Data listing
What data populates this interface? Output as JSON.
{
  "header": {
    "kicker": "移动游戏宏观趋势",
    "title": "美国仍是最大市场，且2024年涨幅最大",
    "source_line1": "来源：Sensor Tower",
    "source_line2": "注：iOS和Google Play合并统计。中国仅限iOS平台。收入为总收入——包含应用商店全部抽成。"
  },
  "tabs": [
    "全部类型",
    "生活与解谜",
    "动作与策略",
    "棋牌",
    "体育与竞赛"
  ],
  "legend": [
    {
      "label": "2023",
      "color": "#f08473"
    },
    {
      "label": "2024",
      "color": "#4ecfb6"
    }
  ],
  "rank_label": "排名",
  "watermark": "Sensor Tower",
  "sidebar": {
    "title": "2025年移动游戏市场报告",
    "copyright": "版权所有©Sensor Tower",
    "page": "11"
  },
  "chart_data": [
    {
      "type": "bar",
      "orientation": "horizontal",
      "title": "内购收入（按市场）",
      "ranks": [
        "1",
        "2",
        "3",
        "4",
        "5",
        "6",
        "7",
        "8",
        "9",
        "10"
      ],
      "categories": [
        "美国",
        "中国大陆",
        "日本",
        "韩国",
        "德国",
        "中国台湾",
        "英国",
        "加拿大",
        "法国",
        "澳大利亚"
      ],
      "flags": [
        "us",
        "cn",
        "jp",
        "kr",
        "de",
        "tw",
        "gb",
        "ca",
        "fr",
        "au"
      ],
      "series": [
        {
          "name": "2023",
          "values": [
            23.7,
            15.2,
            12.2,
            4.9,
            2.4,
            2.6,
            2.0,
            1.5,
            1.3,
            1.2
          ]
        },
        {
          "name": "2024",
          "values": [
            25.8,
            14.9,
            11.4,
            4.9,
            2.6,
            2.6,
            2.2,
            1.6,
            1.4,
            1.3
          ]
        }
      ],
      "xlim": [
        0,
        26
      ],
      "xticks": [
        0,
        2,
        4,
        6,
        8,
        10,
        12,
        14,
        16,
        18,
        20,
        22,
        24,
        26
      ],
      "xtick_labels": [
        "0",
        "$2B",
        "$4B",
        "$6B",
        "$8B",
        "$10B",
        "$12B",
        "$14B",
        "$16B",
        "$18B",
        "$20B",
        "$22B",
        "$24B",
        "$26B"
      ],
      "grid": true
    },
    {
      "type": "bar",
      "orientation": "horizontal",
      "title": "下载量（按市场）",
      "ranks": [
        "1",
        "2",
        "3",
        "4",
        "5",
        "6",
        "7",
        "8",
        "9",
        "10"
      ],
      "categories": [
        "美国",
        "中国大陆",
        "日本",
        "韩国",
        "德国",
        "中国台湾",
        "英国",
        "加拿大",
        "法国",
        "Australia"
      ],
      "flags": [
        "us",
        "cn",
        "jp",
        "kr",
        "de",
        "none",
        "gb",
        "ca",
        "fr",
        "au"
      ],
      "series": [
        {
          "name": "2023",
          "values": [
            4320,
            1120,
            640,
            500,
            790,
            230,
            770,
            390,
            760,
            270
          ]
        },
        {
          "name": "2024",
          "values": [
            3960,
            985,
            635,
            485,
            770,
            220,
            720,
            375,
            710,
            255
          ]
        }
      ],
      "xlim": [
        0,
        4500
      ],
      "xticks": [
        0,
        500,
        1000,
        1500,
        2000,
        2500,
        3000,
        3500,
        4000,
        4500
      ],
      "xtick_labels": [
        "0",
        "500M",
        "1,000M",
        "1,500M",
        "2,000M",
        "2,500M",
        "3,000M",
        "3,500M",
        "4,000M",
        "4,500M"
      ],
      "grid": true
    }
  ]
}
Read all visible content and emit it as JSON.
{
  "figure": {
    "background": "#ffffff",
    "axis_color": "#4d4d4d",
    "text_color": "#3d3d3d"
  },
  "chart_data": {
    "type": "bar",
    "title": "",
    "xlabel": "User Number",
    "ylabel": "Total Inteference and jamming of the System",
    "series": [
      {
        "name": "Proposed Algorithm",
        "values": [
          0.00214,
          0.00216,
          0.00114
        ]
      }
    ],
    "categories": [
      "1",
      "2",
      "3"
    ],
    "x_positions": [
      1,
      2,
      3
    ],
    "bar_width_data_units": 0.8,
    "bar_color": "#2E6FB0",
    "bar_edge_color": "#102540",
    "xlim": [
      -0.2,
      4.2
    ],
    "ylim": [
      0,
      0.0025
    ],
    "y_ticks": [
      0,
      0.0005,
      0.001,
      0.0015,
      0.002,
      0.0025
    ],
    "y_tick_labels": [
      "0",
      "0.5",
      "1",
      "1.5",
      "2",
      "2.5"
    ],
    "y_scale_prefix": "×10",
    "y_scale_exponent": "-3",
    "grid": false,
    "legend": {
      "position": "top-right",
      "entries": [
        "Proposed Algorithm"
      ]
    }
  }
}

---

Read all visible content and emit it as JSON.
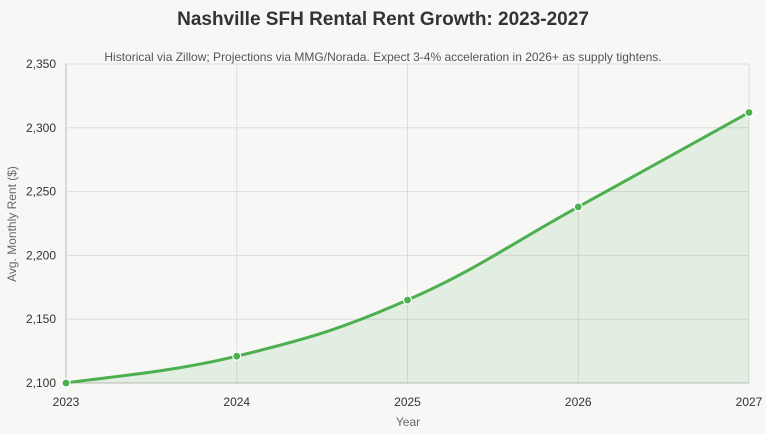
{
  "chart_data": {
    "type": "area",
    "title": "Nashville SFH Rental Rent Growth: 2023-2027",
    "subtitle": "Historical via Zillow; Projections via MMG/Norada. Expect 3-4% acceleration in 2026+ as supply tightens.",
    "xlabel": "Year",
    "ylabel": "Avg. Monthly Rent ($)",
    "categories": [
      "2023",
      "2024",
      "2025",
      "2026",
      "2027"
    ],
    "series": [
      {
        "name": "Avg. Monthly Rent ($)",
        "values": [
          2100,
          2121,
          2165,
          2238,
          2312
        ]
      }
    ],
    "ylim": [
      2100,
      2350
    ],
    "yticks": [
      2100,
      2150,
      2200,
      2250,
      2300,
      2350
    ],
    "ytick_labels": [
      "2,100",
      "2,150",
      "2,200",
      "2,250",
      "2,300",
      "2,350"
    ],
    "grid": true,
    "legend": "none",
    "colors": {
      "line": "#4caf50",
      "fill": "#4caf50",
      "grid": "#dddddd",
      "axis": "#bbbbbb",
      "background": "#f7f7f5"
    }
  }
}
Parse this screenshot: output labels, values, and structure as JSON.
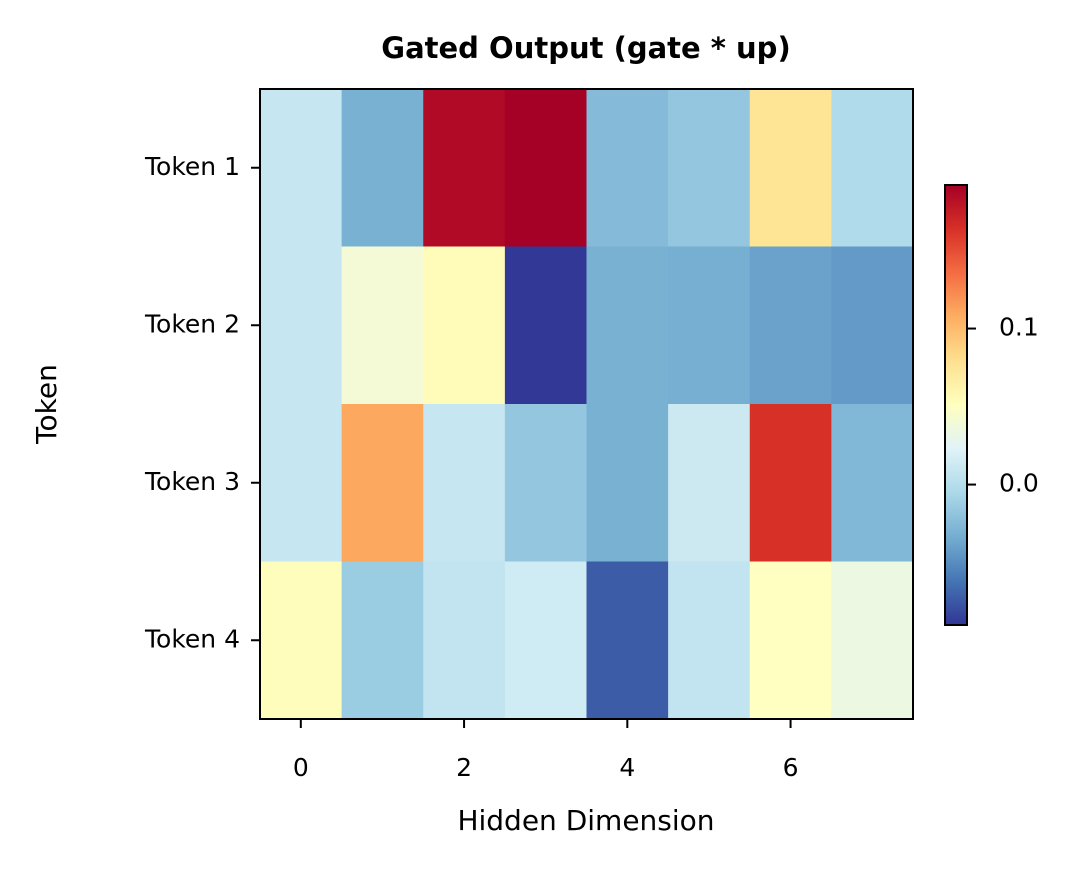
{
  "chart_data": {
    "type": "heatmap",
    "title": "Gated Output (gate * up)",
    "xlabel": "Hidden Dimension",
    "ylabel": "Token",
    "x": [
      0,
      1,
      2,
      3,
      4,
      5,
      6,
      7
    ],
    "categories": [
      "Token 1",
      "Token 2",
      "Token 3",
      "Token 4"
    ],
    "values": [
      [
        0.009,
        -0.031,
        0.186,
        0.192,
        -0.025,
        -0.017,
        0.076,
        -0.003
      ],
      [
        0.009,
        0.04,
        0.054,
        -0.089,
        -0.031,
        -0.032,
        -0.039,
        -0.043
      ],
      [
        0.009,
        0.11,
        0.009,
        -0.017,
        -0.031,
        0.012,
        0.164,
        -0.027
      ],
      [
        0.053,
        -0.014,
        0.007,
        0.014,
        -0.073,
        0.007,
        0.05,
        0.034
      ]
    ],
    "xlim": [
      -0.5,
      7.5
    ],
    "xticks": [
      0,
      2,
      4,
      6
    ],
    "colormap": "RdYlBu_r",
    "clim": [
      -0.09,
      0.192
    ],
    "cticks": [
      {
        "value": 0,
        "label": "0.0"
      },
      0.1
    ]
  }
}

* * *

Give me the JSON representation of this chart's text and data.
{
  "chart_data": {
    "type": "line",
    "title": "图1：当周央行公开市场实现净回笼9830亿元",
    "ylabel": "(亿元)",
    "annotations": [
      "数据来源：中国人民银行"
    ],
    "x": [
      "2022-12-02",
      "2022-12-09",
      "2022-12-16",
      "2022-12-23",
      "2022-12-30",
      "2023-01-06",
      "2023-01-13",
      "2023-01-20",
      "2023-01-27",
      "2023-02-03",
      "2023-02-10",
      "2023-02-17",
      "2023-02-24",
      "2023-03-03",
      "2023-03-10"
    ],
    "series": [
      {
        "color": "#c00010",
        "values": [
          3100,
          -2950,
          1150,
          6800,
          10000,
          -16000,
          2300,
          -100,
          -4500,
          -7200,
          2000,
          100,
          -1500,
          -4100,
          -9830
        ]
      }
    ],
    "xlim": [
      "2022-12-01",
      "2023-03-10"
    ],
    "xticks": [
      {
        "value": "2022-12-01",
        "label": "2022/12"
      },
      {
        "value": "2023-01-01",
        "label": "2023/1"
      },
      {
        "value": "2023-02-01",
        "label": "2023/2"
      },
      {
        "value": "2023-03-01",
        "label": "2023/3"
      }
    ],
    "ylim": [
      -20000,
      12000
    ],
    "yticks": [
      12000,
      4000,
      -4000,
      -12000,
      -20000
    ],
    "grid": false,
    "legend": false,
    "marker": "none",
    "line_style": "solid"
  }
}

### PROBLEM
Determine how many lines of the material include the string "Proposed". Output only that count.

### WRITTEN RESPONSE
2